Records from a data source
+===+

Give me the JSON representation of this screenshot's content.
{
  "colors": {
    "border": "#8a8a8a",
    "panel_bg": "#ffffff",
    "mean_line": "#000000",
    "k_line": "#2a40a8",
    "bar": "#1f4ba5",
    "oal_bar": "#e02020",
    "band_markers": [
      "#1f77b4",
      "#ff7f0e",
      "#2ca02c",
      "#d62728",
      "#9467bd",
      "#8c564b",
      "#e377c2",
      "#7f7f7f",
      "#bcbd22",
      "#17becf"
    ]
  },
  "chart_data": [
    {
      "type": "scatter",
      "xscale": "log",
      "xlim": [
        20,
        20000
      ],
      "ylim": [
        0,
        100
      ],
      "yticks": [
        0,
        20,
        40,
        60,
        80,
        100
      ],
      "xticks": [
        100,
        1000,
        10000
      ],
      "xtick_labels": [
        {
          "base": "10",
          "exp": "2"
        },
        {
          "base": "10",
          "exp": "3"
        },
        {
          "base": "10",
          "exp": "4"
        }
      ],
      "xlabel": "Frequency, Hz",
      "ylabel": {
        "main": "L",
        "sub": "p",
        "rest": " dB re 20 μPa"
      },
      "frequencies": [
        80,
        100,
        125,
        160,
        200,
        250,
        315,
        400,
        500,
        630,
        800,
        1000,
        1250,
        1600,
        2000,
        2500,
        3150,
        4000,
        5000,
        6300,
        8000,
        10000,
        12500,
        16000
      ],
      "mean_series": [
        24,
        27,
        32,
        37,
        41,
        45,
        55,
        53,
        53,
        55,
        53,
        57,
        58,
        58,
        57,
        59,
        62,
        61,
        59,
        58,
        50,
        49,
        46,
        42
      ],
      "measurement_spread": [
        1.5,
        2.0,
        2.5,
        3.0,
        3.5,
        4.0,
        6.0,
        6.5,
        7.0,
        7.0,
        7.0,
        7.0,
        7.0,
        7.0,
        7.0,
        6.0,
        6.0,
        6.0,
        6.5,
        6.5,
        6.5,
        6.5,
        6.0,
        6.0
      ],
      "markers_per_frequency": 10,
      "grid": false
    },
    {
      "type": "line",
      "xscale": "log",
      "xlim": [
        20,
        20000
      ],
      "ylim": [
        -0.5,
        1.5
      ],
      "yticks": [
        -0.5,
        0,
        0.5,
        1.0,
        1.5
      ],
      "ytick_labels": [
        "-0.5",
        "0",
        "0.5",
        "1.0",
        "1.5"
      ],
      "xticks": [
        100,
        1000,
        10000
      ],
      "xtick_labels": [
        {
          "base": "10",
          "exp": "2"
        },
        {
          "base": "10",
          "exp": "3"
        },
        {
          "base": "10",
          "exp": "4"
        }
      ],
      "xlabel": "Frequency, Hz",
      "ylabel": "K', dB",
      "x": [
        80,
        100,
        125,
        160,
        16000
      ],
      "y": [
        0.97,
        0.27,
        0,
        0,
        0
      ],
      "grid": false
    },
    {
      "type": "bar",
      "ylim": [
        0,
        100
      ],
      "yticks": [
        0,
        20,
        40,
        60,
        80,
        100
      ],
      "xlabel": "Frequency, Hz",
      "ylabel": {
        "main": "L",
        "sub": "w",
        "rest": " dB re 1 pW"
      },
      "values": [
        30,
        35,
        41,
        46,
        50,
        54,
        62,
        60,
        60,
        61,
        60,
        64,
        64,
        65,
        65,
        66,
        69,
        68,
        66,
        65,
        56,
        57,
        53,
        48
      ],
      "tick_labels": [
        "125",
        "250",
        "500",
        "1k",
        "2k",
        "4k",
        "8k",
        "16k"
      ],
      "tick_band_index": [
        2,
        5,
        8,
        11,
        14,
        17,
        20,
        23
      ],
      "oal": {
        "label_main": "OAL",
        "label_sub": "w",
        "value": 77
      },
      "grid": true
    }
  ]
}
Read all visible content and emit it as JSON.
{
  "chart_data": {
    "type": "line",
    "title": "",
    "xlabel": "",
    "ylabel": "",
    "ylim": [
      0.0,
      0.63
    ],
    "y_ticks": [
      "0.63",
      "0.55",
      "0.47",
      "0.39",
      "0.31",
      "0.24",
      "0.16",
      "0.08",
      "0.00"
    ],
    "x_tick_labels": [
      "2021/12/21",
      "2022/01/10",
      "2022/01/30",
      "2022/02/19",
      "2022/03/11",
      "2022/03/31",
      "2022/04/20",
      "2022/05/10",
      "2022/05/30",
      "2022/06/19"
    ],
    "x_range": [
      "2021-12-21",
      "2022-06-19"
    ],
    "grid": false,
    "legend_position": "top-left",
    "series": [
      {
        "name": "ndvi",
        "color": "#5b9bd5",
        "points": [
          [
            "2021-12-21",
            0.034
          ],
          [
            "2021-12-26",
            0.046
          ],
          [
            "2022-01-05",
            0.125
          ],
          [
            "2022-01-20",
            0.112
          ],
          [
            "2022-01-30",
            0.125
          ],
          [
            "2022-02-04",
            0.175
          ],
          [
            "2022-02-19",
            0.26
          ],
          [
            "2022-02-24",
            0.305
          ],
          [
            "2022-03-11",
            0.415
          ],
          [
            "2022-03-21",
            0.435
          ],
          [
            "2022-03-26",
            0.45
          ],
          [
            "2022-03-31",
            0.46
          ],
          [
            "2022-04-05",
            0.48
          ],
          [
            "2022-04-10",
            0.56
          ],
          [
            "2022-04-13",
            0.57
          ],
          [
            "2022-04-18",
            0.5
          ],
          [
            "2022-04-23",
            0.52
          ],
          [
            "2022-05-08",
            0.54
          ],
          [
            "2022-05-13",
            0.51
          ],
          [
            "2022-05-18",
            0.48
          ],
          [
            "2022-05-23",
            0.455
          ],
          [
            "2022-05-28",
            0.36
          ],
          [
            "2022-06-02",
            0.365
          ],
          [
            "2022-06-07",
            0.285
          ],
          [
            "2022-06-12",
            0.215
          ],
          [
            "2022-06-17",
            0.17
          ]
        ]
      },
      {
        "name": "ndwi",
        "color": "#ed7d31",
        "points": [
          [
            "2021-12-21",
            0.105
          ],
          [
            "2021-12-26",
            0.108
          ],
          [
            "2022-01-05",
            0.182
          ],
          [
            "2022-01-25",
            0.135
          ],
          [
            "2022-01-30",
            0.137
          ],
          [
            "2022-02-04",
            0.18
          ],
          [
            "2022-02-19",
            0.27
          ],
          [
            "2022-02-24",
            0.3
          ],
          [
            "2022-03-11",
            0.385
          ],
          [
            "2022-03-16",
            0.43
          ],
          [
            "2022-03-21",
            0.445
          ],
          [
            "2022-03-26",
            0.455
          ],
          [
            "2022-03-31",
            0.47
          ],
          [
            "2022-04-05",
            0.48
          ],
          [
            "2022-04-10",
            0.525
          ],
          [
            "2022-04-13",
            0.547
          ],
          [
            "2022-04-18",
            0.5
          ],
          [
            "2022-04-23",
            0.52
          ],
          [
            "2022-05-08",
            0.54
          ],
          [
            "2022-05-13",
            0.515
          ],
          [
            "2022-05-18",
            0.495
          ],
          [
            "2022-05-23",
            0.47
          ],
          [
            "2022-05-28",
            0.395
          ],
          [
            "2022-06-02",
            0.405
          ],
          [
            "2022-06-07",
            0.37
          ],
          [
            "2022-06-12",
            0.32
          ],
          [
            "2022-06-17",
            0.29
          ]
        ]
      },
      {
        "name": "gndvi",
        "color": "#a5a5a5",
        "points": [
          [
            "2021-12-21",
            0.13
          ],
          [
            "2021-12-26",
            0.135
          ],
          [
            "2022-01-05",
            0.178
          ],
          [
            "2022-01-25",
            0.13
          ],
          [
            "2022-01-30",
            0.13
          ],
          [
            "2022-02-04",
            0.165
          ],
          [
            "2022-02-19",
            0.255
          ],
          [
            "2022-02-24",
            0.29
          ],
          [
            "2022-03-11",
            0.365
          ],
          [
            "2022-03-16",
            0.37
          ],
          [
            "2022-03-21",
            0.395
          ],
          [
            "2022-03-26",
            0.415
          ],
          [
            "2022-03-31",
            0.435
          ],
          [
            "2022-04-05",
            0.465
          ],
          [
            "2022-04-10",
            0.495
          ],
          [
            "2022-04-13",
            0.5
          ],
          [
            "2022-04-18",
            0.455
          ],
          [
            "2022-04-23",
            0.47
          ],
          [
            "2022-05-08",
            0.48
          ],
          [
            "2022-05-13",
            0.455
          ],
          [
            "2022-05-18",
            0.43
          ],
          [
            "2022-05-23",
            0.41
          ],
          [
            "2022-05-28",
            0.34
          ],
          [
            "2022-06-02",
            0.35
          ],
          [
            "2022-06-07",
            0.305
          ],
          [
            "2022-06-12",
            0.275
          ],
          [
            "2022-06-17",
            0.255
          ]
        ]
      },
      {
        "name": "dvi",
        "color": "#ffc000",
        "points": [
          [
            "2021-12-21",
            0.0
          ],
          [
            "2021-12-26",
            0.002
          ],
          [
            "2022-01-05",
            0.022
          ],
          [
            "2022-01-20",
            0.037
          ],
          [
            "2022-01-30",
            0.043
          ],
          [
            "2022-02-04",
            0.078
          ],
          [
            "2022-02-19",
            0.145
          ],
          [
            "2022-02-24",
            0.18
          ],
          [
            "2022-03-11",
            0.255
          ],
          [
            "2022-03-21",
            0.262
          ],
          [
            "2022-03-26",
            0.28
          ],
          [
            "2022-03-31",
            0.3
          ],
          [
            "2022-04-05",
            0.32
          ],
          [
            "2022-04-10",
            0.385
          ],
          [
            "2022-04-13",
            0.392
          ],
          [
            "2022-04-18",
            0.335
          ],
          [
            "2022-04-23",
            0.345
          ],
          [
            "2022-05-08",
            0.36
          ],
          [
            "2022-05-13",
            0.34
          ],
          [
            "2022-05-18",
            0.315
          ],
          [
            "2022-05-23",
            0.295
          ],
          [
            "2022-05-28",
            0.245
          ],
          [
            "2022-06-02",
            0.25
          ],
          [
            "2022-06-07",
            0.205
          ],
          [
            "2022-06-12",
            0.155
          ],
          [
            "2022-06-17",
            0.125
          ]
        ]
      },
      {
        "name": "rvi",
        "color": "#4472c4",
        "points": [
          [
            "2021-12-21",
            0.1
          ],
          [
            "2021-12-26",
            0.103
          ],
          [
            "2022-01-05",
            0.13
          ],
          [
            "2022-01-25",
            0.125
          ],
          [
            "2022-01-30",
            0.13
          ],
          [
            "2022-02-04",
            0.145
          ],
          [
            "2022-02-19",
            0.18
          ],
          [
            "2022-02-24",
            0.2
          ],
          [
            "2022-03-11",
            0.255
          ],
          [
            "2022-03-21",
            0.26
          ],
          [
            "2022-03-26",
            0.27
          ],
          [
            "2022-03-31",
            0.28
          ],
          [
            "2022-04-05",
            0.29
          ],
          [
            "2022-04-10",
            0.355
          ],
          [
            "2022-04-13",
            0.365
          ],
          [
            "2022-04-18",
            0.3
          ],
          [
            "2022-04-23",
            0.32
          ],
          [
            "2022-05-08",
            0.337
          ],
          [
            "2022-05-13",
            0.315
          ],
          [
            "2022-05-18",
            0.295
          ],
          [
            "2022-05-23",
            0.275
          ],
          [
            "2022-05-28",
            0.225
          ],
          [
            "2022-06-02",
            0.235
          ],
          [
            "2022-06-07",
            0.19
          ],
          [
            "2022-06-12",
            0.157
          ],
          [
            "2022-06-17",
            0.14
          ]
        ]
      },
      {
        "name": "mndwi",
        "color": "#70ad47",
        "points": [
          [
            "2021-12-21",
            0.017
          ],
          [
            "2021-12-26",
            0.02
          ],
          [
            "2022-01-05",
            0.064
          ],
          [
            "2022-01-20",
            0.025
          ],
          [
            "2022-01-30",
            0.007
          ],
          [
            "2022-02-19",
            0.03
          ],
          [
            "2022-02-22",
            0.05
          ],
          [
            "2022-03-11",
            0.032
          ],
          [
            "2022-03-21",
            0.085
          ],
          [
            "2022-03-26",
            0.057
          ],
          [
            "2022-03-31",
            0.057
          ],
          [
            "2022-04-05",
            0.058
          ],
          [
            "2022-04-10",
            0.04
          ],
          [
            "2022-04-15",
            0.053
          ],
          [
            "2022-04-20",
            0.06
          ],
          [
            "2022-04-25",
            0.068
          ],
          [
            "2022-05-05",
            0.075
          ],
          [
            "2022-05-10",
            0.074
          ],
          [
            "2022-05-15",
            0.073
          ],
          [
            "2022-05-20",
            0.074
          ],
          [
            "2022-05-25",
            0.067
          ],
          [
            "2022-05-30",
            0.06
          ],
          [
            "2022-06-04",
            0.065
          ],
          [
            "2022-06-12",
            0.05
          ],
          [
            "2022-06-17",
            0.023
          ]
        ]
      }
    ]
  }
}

+===+

__Problem details__. Return a copy of every line that includes the word "name".

__The response__.
        "name": "ndvi",
        "name": "ndwi",
        "name": "gndvi",
        "name": "dvi",
        "name": "rvi",
        "name": "mndwi",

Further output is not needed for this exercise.